AUFGABE 1: Nenne alle Datumsangaben, die im Urteilsauszug vorkommen, und führe jede nur einmal auf.

VORLIEGENDER TEXT:
==*==
Gericht: Europäischer Gerichtshof
Urteil verkündet am 12.11.1992
Aktenzeichen: C-127/91
Rechtsgebiete: Verordnung (EWG) Nr. 2114/71 vom 28. September 1971, Verordnung (EWG) Nr. 1204/72 vom 7. Juni 1972


Vorschriften:

Verordnung (EWG) Nr. 2114/71 vom 28. September 1971 Art. 2
Verordnung (EWG) Nr. 1204/72 vom 7. Juni 1972 Art. 5 Abs. 1 Buchst. b
Quelle: Gerichtshof der Europäischen Gemeinschaften in L-2925 Luxemburg

Die Gewährung der Beihilfe für Ölsaaten, wie sie in der Verordnung Nr. 2114/71 über die Beihilfe für Ölsaaten vorgesehen ist, hängt gemäß den mit der Verordnung Nr. 1204/72 erlassenen Durchführungsbestimmungen davon ab, daß der Antrag auf Ausstellung des in Artikel 5 Absatz 1 Buchstabe b der letztgenannten Verordnung genannten Teils I.D. der Bescheinigung über die Gemeinschaftsbeihilfe an dem Tage gestellt wird, an dem der betroffene Mitgliedstaat die Kontrolle der Saaten in der Ölmühle übernimmt, also vor der Verarbeitung der Saaten zur Gewinnung von Öl. Da der Betrag der Beihilfe ständig schwankt, kann die Erzielung ungerechtigter Vorteile durch die Wirtschaftsteilnehmer nur dadurch verhindert werden, daß vorgeschrieben wird, daß dieser Antrag an dem Tag gestellt wird, an dem die Saaten unter Kontrolle gestellt werden. Dies ist unerläßlich, um das ordnungsgemässe Funktionieren der Beihilferegelung zu gewährleisten; es verstösst nicht gegen den Grundsatz der Verhältnismässigkeit, daß ein Wirtschaftsteilnehmer, der dieser Verpflichtung nicht nachkommt, jeden Anspruch auf Beihilfe verliert.
==*==
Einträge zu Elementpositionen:
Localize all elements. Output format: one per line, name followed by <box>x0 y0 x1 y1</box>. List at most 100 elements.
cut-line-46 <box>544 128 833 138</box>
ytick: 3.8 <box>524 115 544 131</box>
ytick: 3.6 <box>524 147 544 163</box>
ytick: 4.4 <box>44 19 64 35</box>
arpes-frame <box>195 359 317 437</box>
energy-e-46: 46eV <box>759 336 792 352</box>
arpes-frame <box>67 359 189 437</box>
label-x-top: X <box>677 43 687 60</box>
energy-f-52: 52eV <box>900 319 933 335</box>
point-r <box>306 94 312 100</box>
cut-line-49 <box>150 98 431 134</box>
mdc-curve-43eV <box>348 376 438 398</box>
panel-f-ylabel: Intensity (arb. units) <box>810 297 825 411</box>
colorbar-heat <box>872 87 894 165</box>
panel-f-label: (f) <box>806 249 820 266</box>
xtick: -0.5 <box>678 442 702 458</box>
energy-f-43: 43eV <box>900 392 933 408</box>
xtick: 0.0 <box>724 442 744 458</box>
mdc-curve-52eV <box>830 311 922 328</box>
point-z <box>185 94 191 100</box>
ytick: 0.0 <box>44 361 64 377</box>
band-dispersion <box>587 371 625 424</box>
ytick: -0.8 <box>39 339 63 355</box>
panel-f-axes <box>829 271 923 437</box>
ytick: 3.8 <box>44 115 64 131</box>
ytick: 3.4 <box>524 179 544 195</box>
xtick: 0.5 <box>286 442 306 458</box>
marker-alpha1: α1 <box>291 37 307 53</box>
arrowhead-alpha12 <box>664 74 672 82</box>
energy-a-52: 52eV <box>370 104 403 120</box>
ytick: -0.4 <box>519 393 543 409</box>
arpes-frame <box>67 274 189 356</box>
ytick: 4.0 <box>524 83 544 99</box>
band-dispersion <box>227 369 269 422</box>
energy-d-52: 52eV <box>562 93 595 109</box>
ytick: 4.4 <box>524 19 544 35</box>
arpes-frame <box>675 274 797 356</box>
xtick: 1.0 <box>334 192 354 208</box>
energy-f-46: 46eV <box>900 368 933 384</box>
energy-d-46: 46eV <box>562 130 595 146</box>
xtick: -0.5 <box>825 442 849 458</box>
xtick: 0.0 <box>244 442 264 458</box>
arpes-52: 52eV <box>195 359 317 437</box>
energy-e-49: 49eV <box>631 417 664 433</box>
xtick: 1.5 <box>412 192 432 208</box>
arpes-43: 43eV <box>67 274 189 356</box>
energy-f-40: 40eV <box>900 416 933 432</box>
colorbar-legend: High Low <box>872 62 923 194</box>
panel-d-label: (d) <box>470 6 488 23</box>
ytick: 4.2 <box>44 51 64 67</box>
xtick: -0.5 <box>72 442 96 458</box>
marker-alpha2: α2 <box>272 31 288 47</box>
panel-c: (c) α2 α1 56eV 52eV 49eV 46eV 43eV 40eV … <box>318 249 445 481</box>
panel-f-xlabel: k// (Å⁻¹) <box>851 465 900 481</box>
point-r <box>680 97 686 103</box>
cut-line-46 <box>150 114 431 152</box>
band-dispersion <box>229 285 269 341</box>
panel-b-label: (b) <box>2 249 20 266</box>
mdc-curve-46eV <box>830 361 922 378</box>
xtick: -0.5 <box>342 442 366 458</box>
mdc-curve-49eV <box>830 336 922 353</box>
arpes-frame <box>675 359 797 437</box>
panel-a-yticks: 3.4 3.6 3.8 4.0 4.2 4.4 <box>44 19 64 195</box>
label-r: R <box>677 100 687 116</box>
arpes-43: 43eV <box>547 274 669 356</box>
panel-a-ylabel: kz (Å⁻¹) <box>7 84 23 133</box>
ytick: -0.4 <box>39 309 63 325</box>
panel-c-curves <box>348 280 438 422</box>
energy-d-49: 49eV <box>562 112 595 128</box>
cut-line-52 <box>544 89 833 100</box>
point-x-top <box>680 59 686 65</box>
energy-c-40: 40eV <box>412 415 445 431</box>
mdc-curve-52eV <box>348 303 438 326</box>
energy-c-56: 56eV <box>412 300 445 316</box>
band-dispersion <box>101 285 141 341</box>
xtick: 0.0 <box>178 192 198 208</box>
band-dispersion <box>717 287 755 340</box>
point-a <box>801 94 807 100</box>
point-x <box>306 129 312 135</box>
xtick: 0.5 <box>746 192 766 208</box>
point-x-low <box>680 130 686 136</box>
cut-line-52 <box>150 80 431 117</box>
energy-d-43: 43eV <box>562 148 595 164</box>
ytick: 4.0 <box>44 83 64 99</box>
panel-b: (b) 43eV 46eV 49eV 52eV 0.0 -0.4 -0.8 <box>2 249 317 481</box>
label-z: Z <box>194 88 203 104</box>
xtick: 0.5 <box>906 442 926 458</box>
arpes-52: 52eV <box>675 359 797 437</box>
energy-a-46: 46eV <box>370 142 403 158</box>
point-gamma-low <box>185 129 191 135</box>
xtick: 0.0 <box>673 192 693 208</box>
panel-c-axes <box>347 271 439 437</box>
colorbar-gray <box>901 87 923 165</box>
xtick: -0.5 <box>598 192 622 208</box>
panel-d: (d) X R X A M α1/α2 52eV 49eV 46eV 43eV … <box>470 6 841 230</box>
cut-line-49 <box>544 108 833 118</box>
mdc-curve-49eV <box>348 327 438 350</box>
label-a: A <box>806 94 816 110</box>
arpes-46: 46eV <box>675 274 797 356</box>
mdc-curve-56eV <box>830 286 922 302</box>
==*==
AUFGABE 2: Gib die Zeilen der Einträge vom Anfang bis einschließlich der Zeile mit „energy-f-52: 52eV <box>900 319 933 335</box>“ als JSON-Liste von Zeichenketten wieder, eine Zeichenkette pro Zeile und ohne Leerzeilen.

ANTWORT 1:
12.11.1992
28. September 1971
7. Juni 1972

ANTWORT 2:
[
  "Localize all elements. Output format: one per line, name followed by <box>x0 y0 x1 y1</box>. List at most 100 elements.",
  "cut-line-46 <box>544 128 833 138</box>",
  "ytick: 3.8 <box>524 115 544 131</box>",
  "ytick: 3.6 <box>524 147 544 163</box>",
  "ytick: 4.4 <box>44 19 64 35</box>",
  "arpes-frame <box>195 359 317 437</box>",
  "energy-e-46: 46eV <box>759 336 792 352</box>",
  "arpes-frame <box>67 359 189 437</box>",
  "label-x-top: X <box>677 43 687 60</box>",
  "energy-f-52: 52eV <box>900 319 933 335</box>"
]